**PROBLEMS**
1. Return the part of the passage on SQL queries in smart contracts between "FIG. 5 shows" and "accurate data retrieval.", inclusive.
2. Answer these questions using the passage on SQL queries in smart contracts:
(a) During execution, what information does the generated code 212 register into an in-memory metadata object?
(b) In some embodiments, what form does the blockchain data take when the generated code executes a query against it?
(c) In some embodiments, what format does the smart contract code convert retrieved data into?

FIG. 4 shows a diagram of a smart contract running environment in a blockchain node 602, according to some embodiments.

SQL query handling engine 210 is responsible for parsing the SQL query, breaking it down into its constituent parts, and understanding the structure and intent of the query. The parsing process ensures that the query is correctly formatted and ready for further processing.

Generated code 212 includes functions to handle SQL queries. When a query is received, the smart contract 208 calls the SQL library to parse the query. This involves breaking down the SQL statement into its components and organizing them into a syntax tree data structure. The parsed query is then processed by the smart contract 208, which uses the metadata table to find the relevant data tables and execute the query.

During execution, the generated code 212 registers table and index information into an in-memory metadata object. The metadata tracks the list of data tables and their associated indices, enabling efficient query processing. The metadata table is initialized at runtime and updated as new tables and indices are declared.

In some embodiments, the smart contract 208 can be implemented and deployed to be stored in the blockchain database consisting of a set of blockchain nodes 602 with a smart contract running environment in each node. The blockchain database including the smart contract code is replicated to all the blockchain nodes 602. All blockchain nodes 602 have the same database and execute the same smart contract for the same smart contract action calls.

FIG. 5 shows a process diagram of an exemplary method 500 of processing a query, according to some embodiments. The method 500 provides a comprehensive approach to querying blockchain data using SQL. By leveraging the SQL query handling engine, metadata table, generated code, and SQL response format, the system ensures efficient and accurate data retrieval.

When a query is sent to the smart contract 208, it is passed to the SQL query handling engine 210. This engine is responsible for parsing the SQL query, breaking it down into its constituent parts, and understanding the structure and intent of the query. The parsing process ensures that the query is correctly formatted and ready for further processing.

Once the SQL query is parsed, the smart contract code utilizes the metadata table to locate the relevant data table metadata. The metadata table contains information about the structure, columns, and indices of the data tables, which is crucial for accurately processing the query. By referencing the metadata table, the smart contract code can identify the appropriate data table and understand how to interact with it.

After identifying the relevant data table, the smart contract code calls the generated code 212 to process the query. This generated code is responsible for executing the query against the blockchain data, which in some embodiments is in the form of KV tables 214. The generated code performs the necessary operations to retrieve the requested information. This step involves accessing the tables, applying the query conditions, and fetching the data that matches the query criteria.

Once the data is retrieved from the KV tables 214 or data stored in other formats, the smart contract code converts the data into the appropriate response format. In some embodiments, the smart contract code converts the data into SQL. This conversion ensures that the data is presented in a structured and standardized manner, making it easy for the client application to process and utilize the information. The SQL response format is familiar to developers and aligns with traditional database querying methods, enhancing usability and efficiency.

**DATA ROWS**
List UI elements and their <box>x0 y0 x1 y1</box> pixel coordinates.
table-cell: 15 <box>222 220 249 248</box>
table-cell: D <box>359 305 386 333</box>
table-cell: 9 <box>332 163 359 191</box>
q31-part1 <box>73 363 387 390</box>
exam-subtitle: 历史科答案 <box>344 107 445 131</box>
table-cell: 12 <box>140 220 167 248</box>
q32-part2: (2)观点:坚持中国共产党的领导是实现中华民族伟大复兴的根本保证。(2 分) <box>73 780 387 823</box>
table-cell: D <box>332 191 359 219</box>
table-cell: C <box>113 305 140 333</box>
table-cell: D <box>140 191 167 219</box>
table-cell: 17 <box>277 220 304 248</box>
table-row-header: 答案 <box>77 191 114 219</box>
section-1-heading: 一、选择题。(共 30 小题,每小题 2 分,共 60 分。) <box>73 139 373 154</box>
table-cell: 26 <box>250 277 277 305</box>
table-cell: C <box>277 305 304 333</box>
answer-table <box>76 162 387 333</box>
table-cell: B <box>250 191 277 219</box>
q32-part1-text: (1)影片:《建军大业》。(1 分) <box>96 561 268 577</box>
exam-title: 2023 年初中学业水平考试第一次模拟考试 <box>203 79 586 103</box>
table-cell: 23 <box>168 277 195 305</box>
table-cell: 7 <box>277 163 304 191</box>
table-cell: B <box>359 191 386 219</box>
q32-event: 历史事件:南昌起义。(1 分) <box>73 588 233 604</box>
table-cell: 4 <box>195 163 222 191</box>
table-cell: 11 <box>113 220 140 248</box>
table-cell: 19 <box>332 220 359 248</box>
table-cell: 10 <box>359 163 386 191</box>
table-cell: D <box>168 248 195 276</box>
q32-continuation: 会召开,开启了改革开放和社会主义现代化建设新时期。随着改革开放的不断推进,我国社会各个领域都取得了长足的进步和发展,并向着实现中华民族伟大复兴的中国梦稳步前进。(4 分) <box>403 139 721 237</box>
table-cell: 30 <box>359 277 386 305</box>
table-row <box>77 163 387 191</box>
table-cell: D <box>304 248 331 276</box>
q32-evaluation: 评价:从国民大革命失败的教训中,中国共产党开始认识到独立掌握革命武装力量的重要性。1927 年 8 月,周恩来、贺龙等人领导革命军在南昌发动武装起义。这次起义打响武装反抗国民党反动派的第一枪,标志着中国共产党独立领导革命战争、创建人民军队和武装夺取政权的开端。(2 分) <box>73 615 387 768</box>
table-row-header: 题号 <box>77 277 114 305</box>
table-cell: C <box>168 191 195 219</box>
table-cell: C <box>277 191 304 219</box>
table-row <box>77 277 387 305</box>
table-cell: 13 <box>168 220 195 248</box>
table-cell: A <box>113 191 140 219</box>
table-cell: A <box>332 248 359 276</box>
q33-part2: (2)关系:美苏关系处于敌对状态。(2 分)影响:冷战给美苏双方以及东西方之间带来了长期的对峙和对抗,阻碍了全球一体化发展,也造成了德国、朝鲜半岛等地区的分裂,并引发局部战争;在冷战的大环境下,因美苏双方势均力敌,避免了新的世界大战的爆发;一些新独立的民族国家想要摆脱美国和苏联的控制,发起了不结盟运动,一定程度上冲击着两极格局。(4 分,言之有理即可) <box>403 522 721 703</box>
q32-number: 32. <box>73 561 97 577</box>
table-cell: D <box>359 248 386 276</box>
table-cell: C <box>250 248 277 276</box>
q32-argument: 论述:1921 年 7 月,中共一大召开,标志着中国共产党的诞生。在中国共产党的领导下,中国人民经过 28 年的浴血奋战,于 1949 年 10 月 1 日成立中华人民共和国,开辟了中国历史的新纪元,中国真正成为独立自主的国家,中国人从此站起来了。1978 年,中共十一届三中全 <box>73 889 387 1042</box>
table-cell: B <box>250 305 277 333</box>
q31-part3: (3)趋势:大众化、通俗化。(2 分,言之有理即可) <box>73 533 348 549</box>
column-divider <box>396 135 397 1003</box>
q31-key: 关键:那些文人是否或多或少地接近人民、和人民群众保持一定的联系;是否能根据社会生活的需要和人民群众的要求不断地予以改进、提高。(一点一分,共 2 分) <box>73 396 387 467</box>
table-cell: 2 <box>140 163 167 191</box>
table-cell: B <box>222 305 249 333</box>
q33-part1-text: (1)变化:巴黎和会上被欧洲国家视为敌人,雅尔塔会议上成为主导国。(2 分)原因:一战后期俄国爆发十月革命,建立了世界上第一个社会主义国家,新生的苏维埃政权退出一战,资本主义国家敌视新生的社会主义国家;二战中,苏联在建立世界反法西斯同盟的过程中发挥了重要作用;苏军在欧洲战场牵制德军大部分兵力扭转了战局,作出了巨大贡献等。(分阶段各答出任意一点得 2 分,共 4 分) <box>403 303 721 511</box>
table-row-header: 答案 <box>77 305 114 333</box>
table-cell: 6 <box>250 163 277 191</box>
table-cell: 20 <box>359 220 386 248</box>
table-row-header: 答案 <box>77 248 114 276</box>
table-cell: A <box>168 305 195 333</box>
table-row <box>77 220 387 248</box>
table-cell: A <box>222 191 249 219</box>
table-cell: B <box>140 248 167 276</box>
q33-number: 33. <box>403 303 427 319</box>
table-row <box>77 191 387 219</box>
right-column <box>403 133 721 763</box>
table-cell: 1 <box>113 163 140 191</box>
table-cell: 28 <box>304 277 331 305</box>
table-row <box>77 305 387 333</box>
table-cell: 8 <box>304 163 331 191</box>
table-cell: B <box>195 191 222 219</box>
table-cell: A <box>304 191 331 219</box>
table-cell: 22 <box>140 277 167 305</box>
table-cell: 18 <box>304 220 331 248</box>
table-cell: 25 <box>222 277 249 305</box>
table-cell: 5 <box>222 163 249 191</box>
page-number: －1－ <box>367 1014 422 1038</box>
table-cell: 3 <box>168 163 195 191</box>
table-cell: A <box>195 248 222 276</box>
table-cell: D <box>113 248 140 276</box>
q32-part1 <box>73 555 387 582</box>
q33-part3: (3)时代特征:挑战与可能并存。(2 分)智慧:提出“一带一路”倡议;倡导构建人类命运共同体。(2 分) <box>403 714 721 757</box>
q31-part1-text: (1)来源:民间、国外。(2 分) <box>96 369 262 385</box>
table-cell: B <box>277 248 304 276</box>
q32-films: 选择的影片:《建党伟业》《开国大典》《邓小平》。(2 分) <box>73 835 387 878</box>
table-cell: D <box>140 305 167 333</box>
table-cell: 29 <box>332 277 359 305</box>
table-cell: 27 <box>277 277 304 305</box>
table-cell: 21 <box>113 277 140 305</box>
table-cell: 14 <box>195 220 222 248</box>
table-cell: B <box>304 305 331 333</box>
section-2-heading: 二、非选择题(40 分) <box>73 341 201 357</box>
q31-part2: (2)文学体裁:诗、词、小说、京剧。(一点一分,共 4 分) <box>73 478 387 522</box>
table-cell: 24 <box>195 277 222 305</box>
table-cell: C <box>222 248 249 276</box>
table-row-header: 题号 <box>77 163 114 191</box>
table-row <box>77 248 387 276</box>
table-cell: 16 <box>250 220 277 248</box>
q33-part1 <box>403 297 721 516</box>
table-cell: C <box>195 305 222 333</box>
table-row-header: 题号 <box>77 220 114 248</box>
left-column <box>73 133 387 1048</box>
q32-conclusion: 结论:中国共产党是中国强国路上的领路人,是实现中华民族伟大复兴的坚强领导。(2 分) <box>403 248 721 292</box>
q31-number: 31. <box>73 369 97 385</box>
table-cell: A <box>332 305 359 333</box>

**CORRECT ANSWERS**
1.
FIG. 5 shows a process diagram of an exemplary method 500 of processing a query, according to some embodiments. The method 500 provides a comprehensive approach to querying blockchain data using SQL. By leveraging the SQL query handling engine, metadata table, generated code, and SQL response format, the system ensures efficient and accurate data retrieval.

2.
(a) Table and index information.
(b) KV tables 214.
(c) SQL.